**Stated goal**: Every line must be returned precisely as it is written.

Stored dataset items
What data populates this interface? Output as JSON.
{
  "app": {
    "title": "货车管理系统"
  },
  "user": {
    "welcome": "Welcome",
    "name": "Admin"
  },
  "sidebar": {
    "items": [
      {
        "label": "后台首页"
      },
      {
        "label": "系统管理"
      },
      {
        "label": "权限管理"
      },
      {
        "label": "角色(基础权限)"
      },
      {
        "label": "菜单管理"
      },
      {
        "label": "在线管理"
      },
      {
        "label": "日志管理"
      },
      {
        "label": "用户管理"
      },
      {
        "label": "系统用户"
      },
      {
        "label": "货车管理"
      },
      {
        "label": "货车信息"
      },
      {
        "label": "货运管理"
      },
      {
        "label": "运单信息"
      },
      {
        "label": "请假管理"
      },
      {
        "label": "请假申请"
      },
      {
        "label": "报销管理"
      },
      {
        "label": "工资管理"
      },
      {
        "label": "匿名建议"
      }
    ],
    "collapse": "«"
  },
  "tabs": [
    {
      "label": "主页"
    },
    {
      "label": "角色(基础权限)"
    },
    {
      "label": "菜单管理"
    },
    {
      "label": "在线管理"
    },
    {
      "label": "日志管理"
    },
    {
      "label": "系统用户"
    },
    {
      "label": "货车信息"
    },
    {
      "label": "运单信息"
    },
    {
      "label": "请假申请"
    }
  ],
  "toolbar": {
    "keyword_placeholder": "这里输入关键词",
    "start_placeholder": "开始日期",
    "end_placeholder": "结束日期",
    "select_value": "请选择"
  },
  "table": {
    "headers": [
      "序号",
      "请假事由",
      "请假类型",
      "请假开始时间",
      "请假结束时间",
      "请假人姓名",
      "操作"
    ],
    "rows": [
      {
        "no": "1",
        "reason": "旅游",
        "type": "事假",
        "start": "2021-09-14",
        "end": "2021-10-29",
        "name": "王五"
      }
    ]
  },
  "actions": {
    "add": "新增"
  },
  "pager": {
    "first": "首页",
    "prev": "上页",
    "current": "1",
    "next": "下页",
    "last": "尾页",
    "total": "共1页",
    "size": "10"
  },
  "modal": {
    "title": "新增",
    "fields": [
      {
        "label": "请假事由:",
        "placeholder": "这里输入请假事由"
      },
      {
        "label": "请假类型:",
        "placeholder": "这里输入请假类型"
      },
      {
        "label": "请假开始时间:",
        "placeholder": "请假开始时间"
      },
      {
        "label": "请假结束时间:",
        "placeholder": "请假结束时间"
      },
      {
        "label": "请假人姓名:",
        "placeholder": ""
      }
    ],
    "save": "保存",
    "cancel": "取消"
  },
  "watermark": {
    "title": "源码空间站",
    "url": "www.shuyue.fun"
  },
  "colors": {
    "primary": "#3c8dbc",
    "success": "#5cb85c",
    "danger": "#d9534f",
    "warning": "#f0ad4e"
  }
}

**Written solution**:
What data populates this interface? Output as JSON.
{
  "app": {
    "title": "货车管理系统"
  },
  "user": {
    "welcome": "Welcome",
    "name": "Admin"
  },
  "sidebar": {
    "items": [
      {
        "label": "后台首页"
      },
      {
        "label": "系统管理"
      },
      {
        "label": "权限管理"
      },
      {
        "label": "角色(基础权限)"
      },
      {
        "label": "菜单管理"
      },
      {
        "label": "在线管理"
      },
      {
        "label": "日志管理"
      },
      {
        "label": "用户管理"
      },
      {
        "label": "系统用户"
      },
      {
        "label": "货车管理"
      },
      {
        "label": "货车信息"
      },
      {
        "label": "货运管理"
      },
      {
        "label": "运单信息"
      },
      {
        "label": "请假管理"
      },
      {
        "label": "请假申请"
      },
      {
        "label": "报销管理"
      },
      {
        "label": "工资管理"
      },
      {
        "label": "匿名建议"
      }
    ],
    "collapse": "«"
  },
  "tabs": [
    {
      "label": "主页"
    },
    {
      "label": "角色(基础权限)"
    },
    {
      "label": "菜单管理"
    },
    {
      "label": "在线管理"
    },
    {
      "label": "日志管理"
    },
    {
      "label": "系统用户"
    },
    {
      "label": "货车信息"
    },
    {
      "label": "运单信息"
    },
    {
      "label": "请假申请"
    }
  ],
  "toolbar": {
    "keyword_placeholder": "这里输入关键词",
    "start_placeholder": "开始日期",
    "end_placeholder": "结束日期",
    "select_value": "请选择"
  },
  "table": {
    "headers": [
      "序号",
      "请假事由",
      "请假类型",
      "请假开始时间",
      "请假结束时间",
      "请假人姓名",
      "操作"
    ],
    "rows": [
      {
        "no": "1",
        "reason": "旅游",
        "type": "事假",
        "start": "2021-09-14",
        "end": "2021-10-29",
        "name": "王五"
      }
    ]
  },
  "actions": {
    "add": "新增"
  },
  "pager": {
    "first": "首页",
    "prev": "上页",
    "current": "1",
    "next": "下页",
    "last": "尾页",
    "total": "共1页",
    "size": "10"
  },
  "modal": {
    "title": "新增",
    "fields": [
      {
        "label": "请假事由:",
        "placeholder": "这里输入请假事由"
      },
      {
        "label": "请假类型:",
        "placeholder": "这里输入请假类型"
      },
      {
        "label": "请假开始时间:",
        "placeholder": "请假开始时间"
      },
      {
        "label": "请假结束时间:",
        "placeholder": "请假结束时间"
      },
      {
        "label": "请假人姓名:",
        "placeholder": ""
      }
    ],
    "save": "保存",
    "cancel": "取消"
  },
  "watermark": {
    "title": "源码空间站",
    "url": "www.shuyue.fun"
  },
  "colors": {
    "primary": "#3c8dbc",
    "success": "#5cb85c",
    "danger": "#d9534f",
    "warning": "#f0ad4e"
  }
}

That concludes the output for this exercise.